# Selected passage:
Sampson Eardley, 1st Baron Eardley FRS (10 October 1744 – 25 December 1824), known as Sir Sampson Gideon from 1759 until 1789, was the son of Sampson Gideon (1699–1762), a Jewish banker in the City of London who advised the British government in the 1740s and 1750s, and his wife Jane (died 1778), daughter of Charles Ermell of London.

Biography
The younger Sampson Gideon (as he then was) was educated at Tonbridge School and Eton College.  He was created a baronet, on 21 May 1759, under his father's influence though aged only 14 years. His father had lobbied for the same honour for himself from the prime minister, the Duke of Newcastle, but was denied it on account of his own religion, as he remained a practising Jew. The younger Sampson Gideon and his two sisters, on the contrary, whose mother was Christian, were baptised and brought up in the Church of England.

# Given information:
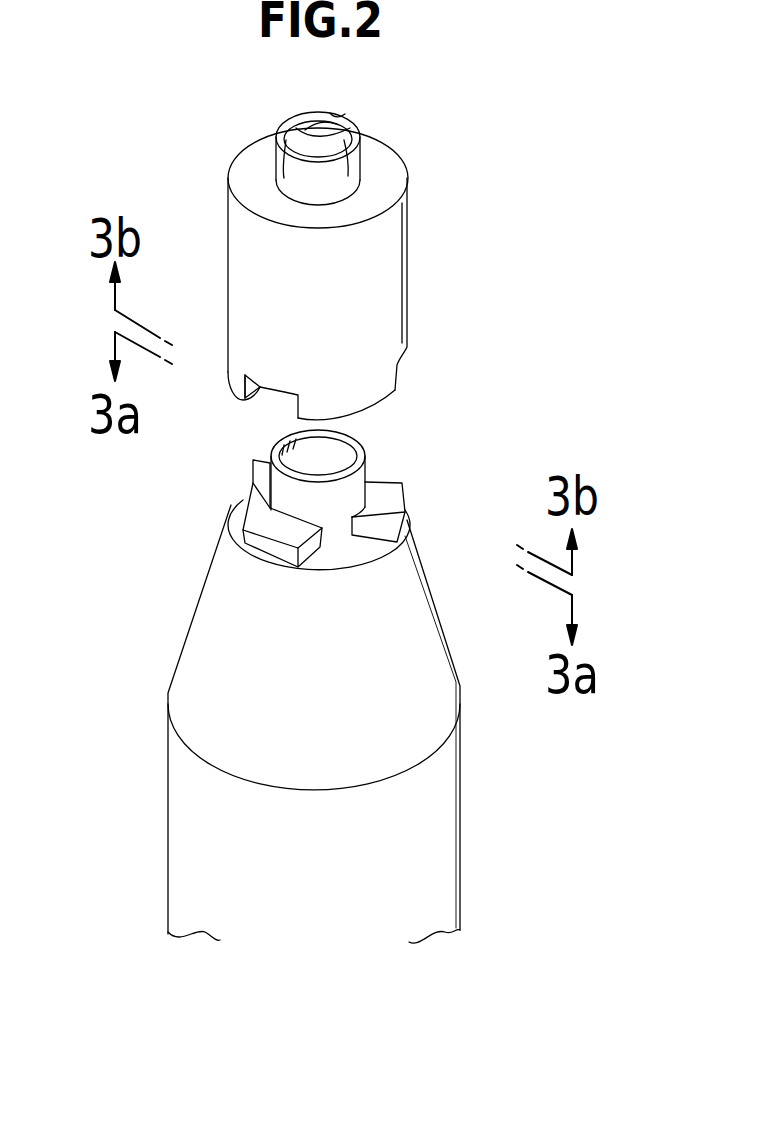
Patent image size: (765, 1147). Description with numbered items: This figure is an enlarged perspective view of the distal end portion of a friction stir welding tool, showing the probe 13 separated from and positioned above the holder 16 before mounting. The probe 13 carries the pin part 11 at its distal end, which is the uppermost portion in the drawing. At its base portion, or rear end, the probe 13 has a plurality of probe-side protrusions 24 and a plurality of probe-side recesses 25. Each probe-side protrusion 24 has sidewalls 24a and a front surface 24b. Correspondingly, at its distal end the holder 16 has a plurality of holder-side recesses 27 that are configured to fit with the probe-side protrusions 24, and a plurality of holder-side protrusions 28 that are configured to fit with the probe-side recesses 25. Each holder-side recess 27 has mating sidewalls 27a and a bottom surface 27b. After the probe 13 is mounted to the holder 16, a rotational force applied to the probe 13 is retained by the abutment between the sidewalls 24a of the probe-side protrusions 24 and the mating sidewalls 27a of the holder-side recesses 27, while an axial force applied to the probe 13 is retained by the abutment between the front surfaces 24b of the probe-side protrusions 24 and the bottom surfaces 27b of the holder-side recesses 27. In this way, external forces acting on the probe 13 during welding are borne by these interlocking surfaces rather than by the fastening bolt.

# Required actions:
(a) Reproduce the passage on Sampson Eardley word for word, beginning at the words "Sampson Eardley, 1st" and stopping after "Church of England.".
(b) Answer these questions from the passage on Sampson Eardley.
(i) At which two schools was the younger Sampson Gideon educated?
(ii) Who was the father of his mother, Jane?
(iii) On what date was he created a baronet?

# Per-task answers:
(a)
Sampson Eardley, 1st Baron Eardley FRS (10 October 1744 – 25 December 1824), known as Sir Sampson Gideon from 1759 until 1789, was the son of Sampson Gideon (1699–1762), a Jewish banker in the City of London who advised the British government in the 1740s and 1750s, and his wife Jane (died 1778), daughter of Charles Ermell of London.

Biography
The younger Sampson Gideon (as he then was) was educated at Tonbridge School and Eton College.  He was created a baronet, on 21 May 1759, under his father's influence though aged only 14 years. His father had lobbied for the same honour for himself from the prime minister, the Duke of Newcastle, but was denied it on account of his own religion, as he remained a practising Jew. The younger Sampson Gideon and his two sisters, on the contrary, whose mother was Christian, were baptised and brought up in the Church of England.

(b)
(i) Tonbridge School and Eton College
(ii) Charles Ermell of London
(iii) 21 May 1759